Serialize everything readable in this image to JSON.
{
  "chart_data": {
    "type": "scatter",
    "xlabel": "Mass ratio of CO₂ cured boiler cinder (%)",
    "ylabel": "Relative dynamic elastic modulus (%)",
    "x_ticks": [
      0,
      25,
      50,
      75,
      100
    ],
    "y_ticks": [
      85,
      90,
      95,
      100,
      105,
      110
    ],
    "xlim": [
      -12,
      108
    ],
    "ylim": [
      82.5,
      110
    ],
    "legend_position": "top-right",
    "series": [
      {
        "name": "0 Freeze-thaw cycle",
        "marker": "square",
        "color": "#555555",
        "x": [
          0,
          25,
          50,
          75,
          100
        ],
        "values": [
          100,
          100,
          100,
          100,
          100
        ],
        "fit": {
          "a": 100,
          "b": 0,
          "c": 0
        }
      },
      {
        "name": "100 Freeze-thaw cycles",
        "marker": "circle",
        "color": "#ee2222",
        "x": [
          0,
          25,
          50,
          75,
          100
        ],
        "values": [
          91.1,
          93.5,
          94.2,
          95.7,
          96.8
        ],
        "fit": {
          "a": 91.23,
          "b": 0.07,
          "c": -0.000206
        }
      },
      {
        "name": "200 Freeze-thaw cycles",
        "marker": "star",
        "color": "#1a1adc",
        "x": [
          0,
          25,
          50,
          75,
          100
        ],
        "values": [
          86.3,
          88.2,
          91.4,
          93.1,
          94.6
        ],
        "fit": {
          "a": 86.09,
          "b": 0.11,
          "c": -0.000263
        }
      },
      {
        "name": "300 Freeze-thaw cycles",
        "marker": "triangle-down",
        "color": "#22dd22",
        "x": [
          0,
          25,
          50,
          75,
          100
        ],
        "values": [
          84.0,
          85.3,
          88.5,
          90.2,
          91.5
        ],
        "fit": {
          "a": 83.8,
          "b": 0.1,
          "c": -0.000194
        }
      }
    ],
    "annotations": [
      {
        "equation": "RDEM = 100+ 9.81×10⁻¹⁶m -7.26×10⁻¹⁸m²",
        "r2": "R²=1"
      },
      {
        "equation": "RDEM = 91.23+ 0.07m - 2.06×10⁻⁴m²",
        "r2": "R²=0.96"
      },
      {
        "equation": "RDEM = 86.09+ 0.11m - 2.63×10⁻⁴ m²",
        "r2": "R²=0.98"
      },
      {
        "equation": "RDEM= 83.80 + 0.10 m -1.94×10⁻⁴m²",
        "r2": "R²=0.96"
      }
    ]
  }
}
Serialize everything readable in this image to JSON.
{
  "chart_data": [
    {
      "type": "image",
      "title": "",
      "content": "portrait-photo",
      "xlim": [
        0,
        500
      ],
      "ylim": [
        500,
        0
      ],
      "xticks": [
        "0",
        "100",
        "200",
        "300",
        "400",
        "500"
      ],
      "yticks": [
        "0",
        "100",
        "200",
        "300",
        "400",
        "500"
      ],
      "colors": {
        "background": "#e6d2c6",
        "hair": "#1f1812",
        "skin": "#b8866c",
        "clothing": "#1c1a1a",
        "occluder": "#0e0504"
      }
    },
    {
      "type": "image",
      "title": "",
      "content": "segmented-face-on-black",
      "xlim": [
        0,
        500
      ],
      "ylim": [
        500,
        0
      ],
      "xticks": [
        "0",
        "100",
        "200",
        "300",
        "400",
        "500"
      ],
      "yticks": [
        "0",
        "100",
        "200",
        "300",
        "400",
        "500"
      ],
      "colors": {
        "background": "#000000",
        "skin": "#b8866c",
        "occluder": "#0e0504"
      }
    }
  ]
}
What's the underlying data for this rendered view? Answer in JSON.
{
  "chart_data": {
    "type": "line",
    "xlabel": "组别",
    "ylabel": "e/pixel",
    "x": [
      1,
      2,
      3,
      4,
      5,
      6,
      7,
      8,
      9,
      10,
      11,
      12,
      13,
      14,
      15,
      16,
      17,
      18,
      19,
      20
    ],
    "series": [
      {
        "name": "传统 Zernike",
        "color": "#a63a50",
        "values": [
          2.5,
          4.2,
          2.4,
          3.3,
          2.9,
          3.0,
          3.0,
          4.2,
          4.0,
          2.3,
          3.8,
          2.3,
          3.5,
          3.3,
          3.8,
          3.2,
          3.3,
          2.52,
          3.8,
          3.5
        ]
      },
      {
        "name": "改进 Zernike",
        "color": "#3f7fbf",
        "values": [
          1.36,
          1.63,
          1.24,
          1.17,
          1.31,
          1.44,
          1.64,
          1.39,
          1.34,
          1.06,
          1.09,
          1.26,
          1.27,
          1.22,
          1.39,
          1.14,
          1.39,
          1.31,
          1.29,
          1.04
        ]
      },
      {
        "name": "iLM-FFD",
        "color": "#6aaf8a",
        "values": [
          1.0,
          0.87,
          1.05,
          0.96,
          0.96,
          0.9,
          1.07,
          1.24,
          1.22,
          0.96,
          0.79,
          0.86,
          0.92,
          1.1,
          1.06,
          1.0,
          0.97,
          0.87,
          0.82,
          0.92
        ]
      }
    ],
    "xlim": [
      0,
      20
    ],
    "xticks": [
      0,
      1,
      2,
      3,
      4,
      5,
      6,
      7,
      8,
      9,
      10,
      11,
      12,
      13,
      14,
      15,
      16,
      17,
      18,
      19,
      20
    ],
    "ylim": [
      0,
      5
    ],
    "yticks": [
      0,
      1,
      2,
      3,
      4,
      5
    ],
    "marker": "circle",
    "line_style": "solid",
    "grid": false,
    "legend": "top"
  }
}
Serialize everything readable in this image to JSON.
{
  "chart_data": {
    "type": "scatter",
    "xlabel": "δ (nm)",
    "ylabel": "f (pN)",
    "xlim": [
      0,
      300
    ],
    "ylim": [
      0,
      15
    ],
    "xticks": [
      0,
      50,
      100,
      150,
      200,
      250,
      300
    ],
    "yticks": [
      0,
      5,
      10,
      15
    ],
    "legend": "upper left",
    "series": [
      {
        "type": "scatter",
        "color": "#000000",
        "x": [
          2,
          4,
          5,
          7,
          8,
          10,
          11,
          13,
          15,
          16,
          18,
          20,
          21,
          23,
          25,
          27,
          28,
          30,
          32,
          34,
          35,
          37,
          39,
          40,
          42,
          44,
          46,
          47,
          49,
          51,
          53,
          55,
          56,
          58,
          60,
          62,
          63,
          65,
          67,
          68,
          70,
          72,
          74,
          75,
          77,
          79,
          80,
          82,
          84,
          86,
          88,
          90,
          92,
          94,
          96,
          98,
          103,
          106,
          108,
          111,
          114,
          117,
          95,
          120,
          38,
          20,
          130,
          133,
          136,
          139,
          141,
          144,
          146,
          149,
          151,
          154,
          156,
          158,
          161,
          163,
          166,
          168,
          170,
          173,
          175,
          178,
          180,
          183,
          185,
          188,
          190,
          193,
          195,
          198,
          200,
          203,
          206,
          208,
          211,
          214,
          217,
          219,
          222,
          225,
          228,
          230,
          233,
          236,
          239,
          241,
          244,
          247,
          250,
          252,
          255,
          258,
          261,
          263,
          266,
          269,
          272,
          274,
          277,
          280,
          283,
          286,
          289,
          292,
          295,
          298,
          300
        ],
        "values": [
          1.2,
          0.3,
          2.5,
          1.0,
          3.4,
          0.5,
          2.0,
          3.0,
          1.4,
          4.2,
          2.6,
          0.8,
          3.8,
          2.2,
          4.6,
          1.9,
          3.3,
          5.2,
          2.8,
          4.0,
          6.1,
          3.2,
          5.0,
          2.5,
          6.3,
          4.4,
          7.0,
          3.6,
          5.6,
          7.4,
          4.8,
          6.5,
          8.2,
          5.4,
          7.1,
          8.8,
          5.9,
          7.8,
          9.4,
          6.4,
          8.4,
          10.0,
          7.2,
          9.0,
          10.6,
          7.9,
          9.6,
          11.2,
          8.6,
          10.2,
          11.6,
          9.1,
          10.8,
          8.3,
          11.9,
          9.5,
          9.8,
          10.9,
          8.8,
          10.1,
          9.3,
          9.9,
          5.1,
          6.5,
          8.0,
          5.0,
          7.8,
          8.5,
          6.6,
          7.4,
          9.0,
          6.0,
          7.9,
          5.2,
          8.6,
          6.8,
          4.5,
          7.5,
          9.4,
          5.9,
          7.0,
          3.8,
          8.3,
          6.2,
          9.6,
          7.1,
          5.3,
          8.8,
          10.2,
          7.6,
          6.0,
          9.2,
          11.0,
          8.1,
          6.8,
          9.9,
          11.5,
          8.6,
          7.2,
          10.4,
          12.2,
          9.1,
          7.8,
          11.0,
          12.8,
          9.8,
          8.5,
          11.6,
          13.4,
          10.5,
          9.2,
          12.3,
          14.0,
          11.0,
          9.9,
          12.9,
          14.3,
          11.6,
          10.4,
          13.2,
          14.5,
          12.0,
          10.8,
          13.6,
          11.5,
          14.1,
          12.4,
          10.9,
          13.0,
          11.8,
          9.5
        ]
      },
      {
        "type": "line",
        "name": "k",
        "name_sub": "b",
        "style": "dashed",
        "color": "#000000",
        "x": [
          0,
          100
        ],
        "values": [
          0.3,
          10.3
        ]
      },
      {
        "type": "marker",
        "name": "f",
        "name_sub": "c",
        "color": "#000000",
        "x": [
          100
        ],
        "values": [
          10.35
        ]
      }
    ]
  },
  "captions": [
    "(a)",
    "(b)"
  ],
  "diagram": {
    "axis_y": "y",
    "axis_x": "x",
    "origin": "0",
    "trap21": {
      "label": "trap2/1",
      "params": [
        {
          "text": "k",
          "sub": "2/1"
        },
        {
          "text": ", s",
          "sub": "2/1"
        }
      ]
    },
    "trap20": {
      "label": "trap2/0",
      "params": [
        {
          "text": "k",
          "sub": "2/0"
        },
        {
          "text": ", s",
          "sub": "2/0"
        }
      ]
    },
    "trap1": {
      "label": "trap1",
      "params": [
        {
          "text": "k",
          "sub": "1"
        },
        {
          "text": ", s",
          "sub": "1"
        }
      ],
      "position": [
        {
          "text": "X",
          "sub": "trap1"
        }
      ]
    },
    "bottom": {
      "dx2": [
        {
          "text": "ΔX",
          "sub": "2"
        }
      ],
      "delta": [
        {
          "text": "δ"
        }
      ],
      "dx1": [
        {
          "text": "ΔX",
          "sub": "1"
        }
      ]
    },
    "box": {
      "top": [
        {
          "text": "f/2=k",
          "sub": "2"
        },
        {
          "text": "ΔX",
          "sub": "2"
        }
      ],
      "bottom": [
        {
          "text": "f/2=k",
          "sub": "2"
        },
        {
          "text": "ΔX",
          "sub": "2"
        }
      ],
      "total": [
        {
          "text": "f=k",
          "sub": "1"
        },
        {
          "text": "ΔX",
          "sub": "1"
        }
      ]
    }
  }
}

**Aim**:
Return from the data every line that holds "type".

**Task answer**:
    "type": "scatter",
      "type": "image",
      "type": "image",
    "type": "line",
    "type": "scatter",
        "type": "scatter",
        "type": "line",
        "type": "marker",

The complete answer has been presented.